Sobre a beleza de tal transformação a que todos estamos chamados, diz Santa Teresa no seu livro Castelo Interior:
3. «Eis como se cria a seda: Os ovos eclodem com o calor, quando começa a haver folhas nas amoreiras; então, esse bichinho que estivera como morto começa a viver. E quando crescem as folhas, cada verme alimenta-se e com a boquinha, vai fiando a seda, que tira de si mesmo. Tece um casulinho muito apertado, onde se encerra; então desaparece o verme, que é muito feio, e sai do mesmo casulo uma borboletinha branca, muito graciosa.»
4. Na parábola o bicho da sede cresce, vai duma situação de aparente não vida para a vida, e depois de ter crescido, começa a alimentar-se para, já adulto, fiar, com a boca, o casulo, onde se fecha, para de seguida abandoná-lo feito uma bela mariposilha branca.
A parábola de Santa Teresa de Jesus tem tudo o que poderá fazer destes dias de confinamento um poderoso movimento da graça divina em favor da humanidade: um bichinho (feio), um casulinho (confinamento), um processo de transformação (mariposilha branca). Creio que aqui está tudo, e nem faltam sequer as boas obras (o fio da seda) em favor dos demais!
Estes duros dias que nos toca viver, são, pois, uma graciosa oportunidade de radical transformação de bichinho feio em bela mariposilha branca, apesar de se apresentarem tão adversos pelo quanto transportam no ventre e que tanto nos assustam: infecções incontáveis, dor própria e alheia, e a tragédia da morte.
Assim são os santos: veem luz onde nós só vemos uma horrenda e dura noite escura. Aliás, talvez mais poeticamente, num curto verso, São João da Cruz, esperançadamente, declarou o mesmo, ao dizer: «Matando, morte em vida me tens trocado».
5. Sim, vivamos estes dias da era da covide com perspectiva de grandeza: algo no bichinho feio que somos tem de morrer no casulo das nossas moradas, para que passada a tribulação, a mariposilha que estamos chamados a ser, se liberte e se encante com a luz quente do sol e o perfume das flores!

..........

No texto sobre a parábola do bicho da seda, o que representa o casulinho? Os registos provêm de uma fonte diferente.

..........

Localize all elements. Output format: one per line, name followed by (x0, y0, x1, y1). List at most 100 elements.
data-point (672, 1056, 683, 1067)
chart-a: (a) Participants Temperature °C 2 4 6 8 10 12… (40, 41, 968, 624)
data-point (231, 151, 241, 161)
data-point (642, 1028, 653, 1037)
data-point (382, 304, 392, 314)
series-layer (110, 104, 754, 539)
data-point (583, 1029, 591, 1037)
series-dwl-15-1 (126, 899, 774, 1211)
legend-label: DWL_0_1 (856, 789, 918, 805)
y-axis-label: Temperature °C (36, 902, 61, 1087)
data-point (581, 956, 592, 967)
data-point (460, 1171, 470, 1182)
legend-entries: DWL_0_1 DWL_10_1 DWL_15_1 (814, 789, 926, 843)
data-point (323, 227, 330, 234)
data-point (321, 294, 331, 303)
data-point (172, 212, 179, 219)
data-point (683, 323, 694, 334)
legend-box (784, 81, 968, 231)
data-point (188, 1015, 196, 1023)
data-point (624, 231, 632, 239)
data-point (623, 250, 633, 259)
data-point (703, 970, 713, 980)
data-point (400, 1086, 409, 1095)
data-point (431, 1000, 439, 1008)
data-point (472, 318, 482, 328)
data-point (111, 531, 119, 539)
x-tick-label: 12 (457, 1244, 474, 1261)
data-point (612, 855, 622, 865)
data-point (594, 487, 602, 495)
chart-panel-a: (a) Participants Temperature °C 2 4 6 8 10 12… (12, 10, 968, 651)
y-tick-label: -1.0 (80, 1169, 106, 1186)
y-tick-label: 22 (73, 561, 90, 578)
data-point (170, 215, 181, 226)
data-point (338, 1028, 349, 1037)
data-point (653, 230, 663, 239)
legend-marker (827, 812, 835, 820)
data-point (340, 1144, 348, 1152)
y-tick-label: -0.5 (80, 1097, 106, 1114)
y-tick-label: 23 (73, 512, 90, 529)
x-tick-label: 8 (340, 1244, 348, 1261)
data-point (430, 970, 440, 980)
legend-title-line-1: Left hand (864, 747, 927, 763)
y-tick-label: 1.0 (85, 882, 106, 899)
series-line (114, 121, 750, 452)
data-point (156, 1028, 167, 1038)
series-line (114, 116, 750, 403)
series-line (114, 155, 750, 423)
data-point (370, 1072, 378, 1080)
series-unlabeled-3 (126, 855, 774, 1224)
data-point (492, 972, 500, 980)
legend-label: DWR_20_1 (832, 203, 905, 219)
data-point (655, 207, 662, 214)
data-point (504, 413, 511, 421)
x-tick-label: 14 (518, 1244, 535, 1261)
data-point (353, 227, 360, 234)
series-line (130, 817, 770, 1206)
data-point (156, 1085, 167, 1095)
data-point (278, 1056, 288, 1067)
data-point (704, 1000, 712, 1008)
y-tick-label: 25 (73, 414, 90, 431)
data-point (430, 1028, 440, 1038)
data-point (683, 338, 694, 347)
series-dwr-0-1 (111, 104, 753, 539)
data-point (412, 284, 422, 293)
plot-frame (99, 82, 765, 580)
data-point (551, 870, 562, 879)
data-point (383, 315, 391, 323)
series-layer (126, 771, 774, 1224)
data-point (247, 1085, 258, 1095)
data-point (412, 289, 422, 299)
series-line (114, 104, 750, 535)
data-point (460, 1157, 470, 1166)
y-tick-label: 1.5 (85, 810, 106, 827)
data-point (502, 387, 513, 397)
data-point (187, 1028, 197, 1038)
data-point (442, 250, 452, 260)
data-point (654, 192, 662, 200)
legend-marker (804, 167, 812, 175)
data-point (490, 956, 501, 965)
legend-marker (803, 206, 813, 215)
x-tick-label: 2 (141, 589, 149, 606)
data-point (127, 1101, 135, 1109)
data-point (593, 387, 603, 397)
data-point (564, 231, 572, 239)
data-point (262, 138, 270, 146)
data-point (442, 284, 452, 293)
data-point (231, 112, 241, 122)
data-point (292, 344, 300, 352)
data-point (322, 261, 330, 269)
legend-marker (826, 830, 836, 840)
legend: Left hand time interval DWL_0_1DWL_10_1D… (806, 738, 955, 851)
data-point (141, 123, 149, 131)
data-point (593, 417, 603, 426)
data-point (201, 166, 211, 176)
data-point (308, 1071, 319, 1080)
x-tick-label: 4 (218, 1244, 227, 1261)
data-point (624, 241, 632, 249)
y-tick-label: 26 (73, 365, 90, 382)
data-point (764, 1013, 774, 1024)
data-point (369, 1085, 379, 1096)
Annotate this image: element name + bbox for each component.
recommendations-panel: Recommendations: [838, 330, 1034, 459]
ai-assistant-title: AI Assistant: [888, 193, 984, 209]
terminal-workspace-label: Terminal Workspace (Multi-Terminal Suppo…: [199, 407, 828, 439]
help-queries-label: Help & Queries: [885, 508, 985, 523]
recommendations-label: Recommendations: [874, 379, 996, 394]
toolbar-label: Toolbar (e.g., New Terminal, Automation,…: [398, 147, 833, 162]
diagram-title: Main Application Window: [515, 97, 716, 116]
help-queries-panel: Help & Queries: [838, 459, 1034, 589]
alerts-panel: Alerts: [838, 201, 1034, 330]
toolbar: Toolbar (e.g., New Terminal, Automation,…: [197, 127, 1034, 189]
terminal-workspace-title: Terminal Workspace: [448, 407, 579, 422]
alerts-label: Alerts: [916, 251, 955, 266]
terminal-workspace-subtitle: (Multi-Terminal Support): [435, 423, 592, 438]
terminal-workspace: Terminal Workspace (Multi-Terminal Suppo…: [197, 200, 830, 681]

..........

A sua resposta: O casulinho representa o confinamento.